- _Provided material_:

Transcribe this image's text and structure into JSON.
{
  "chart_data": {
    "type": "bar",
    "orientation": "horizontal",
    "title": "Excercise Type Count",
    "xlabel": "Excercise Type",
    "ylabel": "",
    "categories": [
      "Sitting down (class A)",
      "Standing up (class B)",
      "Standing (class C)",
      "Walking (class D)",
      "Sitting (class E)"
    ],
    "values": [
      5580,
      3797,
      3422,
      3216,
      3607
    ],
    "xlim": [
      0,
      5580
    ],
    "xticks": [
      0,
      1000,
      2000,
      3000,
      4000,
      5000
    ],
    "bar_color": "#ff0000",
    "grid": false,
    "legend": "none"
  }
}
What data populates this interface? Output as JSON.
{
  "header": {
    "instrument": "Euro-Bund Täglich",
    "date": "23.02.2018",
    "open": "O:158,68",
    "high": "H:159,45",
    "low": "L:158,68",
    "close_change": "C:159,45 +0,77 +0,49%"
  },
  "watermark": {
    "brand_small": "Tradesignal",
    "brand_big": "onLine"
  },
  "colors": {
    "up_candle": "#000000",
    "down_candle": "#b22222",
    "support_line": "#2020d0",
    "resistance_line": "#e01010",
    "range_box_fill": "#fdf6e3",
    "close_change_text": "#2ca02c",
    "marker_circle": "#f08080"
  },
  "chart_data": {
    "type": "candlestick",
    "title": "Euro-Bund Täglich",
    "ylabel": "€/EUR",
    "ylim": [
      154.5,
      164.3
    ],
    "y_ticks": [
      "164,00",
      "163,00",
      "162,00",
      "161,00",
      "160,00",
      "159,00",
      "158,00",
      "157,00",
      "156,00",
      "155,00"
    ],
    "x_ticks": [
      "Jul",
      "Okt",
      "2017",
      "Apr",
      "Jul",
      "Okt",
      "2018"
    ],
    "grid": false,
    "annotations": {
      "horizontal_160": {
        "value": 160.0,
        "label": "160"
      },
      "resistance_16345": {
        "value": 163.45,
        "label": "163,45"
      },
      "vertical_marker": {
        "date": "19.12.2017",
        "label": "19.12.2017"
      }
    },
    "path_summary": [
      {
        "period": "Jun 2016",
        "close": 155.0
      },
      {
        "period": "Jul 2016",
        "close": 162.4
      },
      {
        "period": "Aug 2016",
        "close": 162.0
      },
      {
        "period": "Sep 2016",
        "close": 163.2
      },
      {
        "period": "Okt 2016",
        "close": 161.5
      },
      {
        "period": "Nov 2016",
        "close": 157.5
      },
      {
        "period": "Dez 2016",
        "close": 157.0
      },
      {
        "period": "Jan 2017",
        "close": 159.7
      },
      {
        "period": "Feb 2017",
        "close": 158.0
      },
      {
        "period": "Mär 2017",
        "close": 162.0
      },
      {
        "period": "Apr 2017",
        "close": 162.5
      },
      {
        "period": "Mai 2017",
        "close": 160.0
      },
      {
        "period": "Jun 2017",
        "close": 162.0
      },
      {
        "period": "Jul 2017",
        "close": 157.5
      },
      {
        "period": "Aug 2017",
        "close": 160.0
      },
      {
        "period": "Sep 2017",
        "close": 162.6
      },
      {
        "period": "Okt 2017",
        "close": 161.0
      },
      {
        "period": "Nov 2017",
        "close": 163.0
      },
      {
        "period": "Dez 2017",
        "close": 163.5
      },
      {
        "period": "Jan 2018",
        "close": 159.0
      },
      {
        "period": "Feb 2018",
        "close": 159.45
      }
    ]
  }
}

...

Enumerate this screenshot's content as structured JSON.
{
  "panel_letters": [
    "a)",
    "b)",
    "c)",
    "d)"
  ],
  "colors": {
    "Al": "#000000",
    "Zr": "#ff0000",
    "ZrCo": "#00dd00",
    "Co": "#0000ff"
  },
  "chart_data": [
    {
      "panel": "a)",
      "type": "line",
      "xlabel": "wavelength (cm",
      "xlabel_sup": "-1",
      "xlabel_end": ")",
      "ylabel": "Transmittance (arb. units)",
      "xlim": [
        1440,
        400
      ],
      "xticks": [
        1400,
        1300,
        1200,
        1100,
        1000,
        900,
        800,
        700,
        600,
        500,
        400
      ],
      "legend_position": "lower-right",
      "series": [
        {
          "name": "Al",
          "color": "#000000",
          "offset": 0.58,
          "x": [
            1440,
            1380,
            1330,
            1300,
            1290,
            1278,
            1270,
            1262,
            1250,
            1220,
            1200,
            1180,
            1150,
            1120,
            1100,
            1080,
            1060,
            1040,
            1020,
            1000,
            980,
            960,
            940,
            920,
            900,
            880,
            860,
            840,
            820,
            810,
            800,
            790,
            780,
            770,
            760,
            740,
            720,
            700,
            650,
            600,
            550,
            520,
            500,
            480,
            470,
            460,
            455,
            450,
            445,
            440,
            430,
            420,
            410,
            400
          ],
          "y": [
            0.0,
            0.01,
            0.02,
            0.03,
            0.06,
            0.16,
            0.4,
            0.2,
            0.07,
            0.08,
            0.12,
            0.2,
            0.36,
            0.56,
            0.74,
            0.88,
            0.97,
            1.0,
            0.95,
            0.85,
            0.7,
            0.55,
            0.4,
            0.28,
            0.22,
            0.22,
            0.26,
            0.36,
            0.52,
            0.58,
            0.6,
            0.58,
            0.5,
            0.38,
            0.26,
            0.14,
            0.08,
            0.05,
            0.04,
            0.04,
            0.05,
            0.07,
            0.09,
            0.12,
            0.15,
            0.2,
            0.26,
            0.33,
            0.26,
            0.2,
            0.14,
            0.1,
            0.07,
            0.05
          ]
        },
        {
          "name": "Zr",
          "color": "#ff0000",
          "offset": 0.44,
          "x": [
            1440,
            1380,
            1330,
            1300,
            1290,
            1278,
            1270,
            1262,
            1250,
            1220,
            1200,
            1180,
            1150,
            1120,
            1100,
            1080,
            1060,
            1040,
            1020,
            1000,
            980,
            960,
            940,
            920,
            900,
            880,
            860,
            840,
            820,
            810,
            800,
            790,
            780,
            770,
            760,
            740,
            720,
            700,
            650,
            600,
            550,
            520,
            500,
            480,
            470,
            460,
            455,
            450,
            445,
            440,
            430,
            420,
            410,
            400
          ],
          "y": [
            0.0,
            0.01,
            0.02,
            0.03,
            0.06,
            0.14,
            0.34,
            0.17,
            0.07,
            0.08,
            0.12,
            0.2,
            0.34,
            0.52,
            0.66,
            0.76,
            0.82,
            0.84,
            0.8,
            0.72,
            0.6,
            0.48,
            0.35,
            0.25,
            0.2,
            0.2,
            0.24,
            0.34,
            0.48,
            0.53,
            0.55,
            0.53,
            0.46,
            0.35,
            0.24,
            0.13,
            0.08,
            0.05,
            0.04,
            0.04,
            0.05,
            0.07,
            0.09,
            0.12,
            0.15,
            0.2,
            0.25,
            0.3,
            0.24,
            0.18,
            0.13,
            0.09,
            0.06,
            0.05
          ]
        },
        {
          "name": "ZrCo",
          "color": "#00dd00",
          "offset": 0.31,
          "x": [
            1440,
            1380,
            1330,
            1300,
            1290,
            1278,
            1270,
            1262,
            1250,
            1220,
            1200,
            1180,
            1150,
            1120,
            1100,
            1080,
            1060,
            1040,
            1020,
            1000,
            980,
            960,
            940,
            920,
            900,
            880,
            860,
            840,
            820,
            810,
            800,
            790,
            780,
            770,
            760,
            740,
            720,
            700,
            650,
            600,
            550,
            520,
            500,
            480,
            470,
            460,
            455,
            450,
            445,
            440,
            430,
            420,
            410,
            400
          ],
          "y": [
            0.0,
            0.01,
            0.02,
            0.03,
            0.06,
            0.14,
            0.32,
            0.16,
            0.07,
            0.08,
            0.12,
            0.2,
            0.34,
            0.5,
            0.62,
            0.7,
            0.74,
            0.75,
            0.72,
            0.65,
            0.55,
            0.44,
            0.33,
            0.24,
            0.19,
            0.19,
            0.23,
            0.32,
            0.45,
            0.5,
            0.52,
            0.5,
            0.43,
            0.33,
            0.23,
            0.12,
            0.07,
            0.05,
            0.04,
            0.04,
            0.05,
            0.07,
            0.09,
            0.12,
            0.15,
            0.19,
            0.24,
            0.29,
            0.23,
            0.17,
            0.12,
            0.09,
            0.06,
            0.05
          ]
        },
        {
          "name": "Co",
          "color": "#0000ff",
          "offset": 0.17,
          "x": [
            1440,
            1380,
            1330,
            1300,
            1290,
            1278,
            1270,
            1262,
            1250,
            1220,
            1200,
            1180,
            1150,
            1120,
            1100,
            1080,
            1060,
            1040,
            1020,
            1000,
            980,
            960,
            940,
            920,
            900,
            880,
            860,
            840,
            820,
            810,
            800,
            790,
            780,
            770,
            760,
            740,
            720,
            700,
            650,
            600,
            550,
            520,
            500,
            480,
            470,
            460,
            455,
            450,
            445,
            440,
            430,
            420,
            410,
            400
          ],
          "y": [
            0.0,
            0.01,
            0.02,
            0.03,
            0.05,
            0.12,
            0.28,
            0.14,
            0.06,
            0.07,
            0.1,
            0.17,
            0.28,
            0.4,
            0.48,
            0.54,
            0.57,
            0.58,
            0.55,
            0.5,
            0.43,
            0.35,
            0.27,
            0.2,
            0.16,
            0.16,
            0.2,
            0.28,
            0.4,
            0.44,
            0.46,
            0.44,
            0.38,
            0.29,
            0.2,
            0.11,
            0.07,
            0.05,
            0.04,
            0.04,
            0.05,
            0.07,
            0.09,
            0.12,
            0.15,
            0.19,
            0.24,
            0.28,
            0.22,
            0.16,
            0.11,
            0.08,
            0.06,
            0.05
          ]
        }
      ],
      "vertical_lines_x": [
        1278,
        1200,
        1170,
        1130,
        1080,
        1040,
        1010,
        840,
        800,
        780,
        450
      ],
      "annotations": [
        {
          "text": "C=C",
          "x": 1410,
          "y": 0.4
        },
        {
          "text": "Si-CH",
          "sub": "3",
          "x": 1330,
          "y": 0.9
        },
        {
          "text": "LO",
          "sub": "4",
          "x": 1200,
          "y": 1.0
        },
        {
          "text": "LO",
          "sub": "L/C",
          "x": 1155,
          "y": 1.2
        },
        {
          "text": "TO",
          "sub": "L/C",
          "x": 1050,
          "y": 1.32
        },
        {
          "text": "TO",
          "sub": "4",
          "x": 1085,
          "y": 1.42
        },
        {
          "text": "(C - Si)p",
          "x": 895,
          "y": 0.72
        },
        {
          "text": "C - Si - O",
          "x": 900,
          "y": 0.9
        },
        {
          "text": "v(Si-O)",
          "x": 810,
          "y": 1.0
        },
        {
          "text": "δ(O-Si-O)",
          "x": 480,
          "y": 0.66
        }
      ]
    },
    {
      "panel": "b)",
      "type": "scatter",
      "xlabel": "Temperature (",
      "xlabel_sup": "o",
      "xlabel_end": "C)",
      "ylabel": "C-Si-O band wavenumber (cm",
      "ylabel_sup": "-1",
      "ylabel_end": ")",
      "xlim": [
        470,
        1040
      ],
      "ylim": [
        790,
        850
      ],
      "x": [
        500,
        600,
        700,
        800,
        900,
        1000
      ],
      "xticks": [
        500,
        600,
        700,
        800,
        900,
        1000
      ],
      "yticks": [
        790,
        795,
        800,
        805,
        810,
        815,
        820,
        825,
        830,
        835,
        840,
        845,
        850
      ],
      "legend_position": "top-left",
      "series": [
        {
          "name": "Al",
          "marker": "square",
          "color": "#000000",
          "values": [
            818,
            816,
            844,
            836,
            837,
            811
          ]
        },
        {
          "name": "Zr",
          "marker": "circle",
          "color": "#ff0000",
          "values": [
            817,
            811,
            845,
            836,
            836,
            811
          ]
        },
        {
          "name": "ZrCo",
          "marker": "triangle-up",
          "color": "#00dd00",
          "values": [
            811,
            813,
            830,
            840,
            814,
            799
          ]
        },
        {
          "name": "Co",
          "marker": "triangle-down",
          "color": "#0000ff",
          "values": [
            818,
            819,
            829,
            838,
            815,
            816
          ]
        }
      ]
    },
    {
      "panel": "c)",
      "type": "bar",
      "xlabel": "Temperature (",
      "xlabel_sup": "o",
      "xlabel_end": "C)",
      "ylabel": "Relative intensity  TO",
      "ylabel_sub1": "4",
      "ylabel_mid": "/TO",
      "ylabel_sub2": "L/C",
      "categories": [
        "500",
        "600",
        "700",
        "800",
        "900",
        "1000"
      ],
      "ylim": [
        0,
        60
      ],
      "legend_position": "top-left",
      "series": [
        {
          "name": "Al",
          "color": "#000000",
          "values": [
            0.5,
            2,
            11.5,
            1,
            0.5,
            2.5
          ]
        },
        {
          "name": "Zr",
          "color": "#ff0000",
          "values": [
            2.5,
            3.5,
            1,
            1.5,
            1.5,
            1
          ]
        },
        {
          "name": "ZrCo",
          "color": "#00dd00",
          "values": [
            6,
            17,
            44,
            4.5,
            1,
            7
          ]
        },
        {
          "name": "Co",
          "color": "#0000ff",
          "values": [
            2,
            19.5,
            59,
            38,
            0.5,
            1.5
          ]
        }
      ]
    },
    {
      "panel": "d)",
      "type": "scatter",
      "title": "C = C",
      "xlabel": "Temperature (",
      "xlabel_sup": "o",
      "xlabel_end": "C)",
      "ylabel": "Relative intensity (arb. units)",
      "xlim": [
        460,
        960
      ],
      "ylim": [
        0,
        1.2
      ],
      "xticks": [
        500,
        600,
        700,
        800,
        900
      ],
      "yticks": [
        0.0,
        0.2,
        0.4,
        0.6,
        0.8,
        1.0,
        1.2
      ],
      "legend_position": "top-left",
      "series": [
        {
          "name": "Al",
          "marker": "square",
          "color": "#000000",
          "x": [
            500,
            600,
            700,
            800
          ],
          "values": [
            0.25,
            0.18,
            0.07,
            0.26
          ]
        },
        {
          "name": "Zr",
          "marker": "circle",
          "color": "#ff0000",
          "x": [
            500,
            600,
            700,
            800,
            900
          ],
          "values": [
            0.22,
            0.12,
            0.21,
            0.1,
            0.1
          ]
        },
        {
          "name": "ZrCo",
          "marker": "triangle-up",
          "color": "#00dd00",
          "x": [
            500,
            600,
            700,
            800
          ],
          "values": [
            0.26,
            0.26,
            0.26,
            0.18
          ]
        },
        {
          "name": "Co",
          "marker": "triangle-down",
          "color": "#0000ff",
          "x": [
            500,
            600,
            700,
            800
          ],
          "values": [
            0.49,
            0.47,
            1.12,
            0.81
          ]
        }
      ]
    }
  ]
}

- _What you are asked to do_: Go through the records and pull out each line that includes the word "title".

- _Output for this exercise_:
    "title": "Excercise Type Count",
    "title": "Euro-Bund Täglich",
      "title": "C = C",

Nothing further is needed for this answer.